→ **Written instruction**
Set down every line of the records below exactly as it appears, leaving out the pictures.

....

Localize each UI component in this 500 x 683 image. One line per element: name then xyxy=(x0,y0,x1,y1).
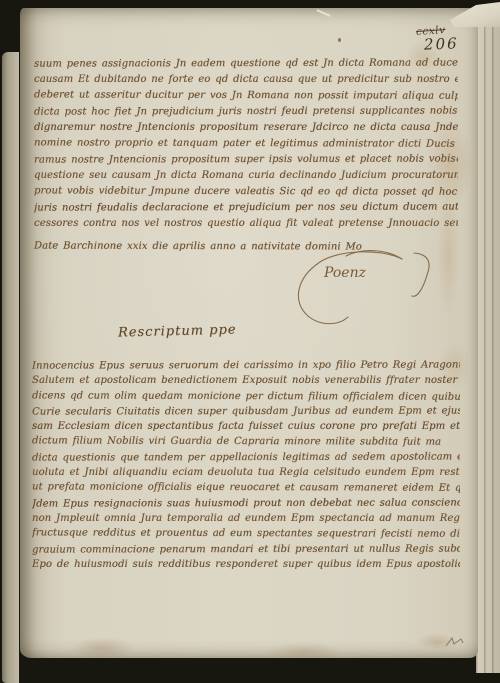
text-block-upper: suum penes assignacionis Jn eadem questi… xyxy=(34,56,458,251)
manuscript-line: uoluta et Jnibi aliquandiu eciam deuolut… xyxy=(32,465,460,480)
paper-fiber xyxy=(316,9,331,17)
manuscript-line: suum penes assignacionis Jn eadem questi… xyxy=(34,56,458,73)
manuscript-line: dignaremur nostre Jntencionis propositum… xyxy=(34,120,458,136)
manuscript-line: grauium comminacione penarum mandari et … xyxy=(32,541,460,557)
manuscript-line: fructusque redditus et prouentus ad eum … xyxy=(32,526,460,543)
manuscript-line: Curie secularis Ciuitatis dicen super qu… xyxy=(32,403,460,419)
manuscript-line: Innocencius Epus seruus seruorum dei car… xyxy=(32,358,460,374)
manuscript-line: prout vobis videbitur Jmpune ducere vale… xyxy=(34,183,458,200)
manuscript-line: juris nostri feudalis declaracione et pr… xyxy=(34,199,458,216)
book-page-stack-edge xyxy=(492,5,500,673)
flourish-c-sweep xyxy=(298,252,402,324)
manuscript-line: dicens qd cum olim quedam monicione per … xyxy=(32,388,460,405)
signature-text: Poenz xyxy=(323,265,367,281)
signature-flourish: Poenz xyxy=(288,244,443,334)
ink-dot xyxy=(338,38,341,42)
manuscript-line: non Jmpleuit omnia Jura temporalia ad eu… xyxy=(32,511,460,526)
manuscript-page: ccxlv 206 suum penes assignacionis Jn ea… xyxy=(20,8,478,658)
manuscript-line: Salutem et apostolicam benedictionem Exp… xyxy=(32,373,460,388)
text-block-lower: Innocencius Epus seruus seruorum dei car… xyxy=(32,358,460,576)
manuscript-line: dicta questionis que tandem per appellac… xyxy=(32,449,460,465)
manuscript-line: cessores contra nos vel nostros questio … xyxy=(34,216,458,232)
manuscript-line: Epo de huiusmodi suis redditibus respond… xyxy=(32,557,460,572)
manuscript-line: ramus nostre Jntencionis propositum supe… xyxy=(34,151,458,168)
pen-mark-icon xyxy=(444,634,466,648)
manuscript-line: causam Et dubitando ne forte eo qd dicta… xyxy=(34,72,458,88)
underlying-page-edge-left xyxy=(2,52,19,683)
photo-background: ccxlv 206 suum penes assignacionis Jn ea… xyxy=(0,0,500,683)
book-page-stack-edge xyxy=(484,5,492,673)
manuscript-line: Jdem Epus resignacionis suas huiusmodi p… xyxy=(32,495,460,511)
section-heading: Rescriptum ppe xyxy=(118,322,237,340)
manuscript-line: sam Ecclesiam dicen spectantibus facta f… xyxy=(32,419,460,434)
manuscript-line: questione seu causam Jn dicta Romana cur… xyxy=(34,168,458,184)
manuscript-line: dictum filium Nobilis viri Guardia de Ca… xyxy=(32,434,460,451)
manuscript-line: nomine nostro proprio et tanquam pater e… xyxy=(34,135,458,152)
manuscript-line: dicta post hoc fiet Jn prejudicium juris… xyxy=(34,103,458,120)
manuscript-line: ut prefata monicione officialis eique re… xyxy=(32,480,460,497)
manuscript-line: deberet ut asseritur ducitur per vos Jn … xyxy=(34,87,458,104)
flourish-right-tail xyxy=(412,253,429,296)
folio-number-arabic: 206 xyxy=(424,34,459,53)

....

→ **Written answer**
Localize each UI component in this 500 x 683 image. One line per element: name then xyxy=(x0,y0,x1,y1).
text-block-upper: suum penes assignacionis Jn eadem questi… xyxy=(34,56,458,251)
manuscript-line: uoluta et Jnibi aliquandiu eciam deuolut… xyxy=(32,465,460,480)
paper-fiber xyxy=(316,9,331,17)
manuscript-line: suum penes assignacionis Jn eadem questi… xyxy=(34,56,458,73)
manuscript-line: dignaremur nostre Jntencionis propositum… xyxy=(34,120,458,136)
manuscript-line: grauium comminacione penarum mandari et … xyxy=(32,541,460,557)
manuscript-line: fructusque redditus et prouentus ad eum … xyxy=(32,526,460,543)
manuscript-line: Curie secularis Ciuitatis dicen super qu… xyxy=(32,403,460,419)
manuscript-line: Innocencius Epus seruus seruorum dei car… xyxy=(32,358,460,374)
manuscript-line: prout vobis videbitur Jmpune ducere vale… xyxy=(34,183,458,200)
manuscript-line: juris nostri feudalis declaracione et pr… xyxy=(34,199,458,216)
book-page-stack-edge xyxy=(492,5,500,673)
flourish-c-sweep xyxy=(298,252,402,324)
manuscript-line: dicens qd cum olim quedam monicione per … xyxy=(32,388,460,405)
signature-text: Poenz xyxy=(323,265,367,281)
signature-flourish: Poenz xyxy=(288,244,443,334)
ink-dot xyxy=(338,38,341,42)
manuscript-line: non Jmpleuit omnia Jura temporalia ad eu… xyxy=(32,511,460,526)
manuscript-page: ccxlv 206 suum penes assignacionis Jn ea… xyxy=(20,8,478,658)
manuscript-line: Salutem et apostolicam benedictionem Exp… xyxy=(32,373,460,388)
text-block-lower: Innocencius Epus seruus seruorum dei car… xyxy=(32,358,460,576)
manuscript-line: dicta questionis que tandem per appellac… xyxy=(32,449,460,465)
manuscript-line: cessores contra nos vel nostros questio … xyxy=(34,216,458,232)
manuscript-line: Epo de huiusmodi suis redditibus respond… xyxy=(32,557,460,572)
manuscript-line: ramus nostre Jntencionis propositum supe… xyxy=(34,151,458,168)
pen-mark-icon xyxy=(444,634,466,648)
manuscript-line: causam Et dubitando ne forte eo qd dicta… xyxy=(34,72,458,88)
underlying-page-edge-left xyxy=(2,52,19,683)
photo-background: ccxlv 206 suum penes assignacionis Jn ea… xyxy=(0,0,500,683)
book-page-stack-edge xyxy=(484,5,492,673)
manuscript-line: Jdem Epus resignacionis suas huiusmodi p… xyxy=(32,495,460,511)
section-heading: Rescriptum ppe xyxy=(118,322,237,340)
manuscript-line: sam Ecclesiam dicen spectantibus facta f… xyxy=(32,419,460,434)
manuscript-line: questione seu causam Jn dicta Romana cur… xyxy=(34,168,458,184)
manuscript-line: dictum filium Nobilis viri Guardia de Ca… xyxy=(32,434,460,451)
manuscript-line: nomine nostro proprio et tanquam pater e… xyxy=(34,135,458,152)
manuscript-line: dicta post hoc fiet Jn prejudicium juris… xyxy=(34,103,458,120)
manuscript-line: ut prefata monicione officialis eique re… xyxy=(32,480,460,497)
manuscript-line: deberet ut asseritur ducitur per vos Jn … xyxy=(34,87,458,104)
flourish-right-tail xyxy=(412,253,429,296)
folio-number-arabic: 206 xyxy=(424,34,459,53)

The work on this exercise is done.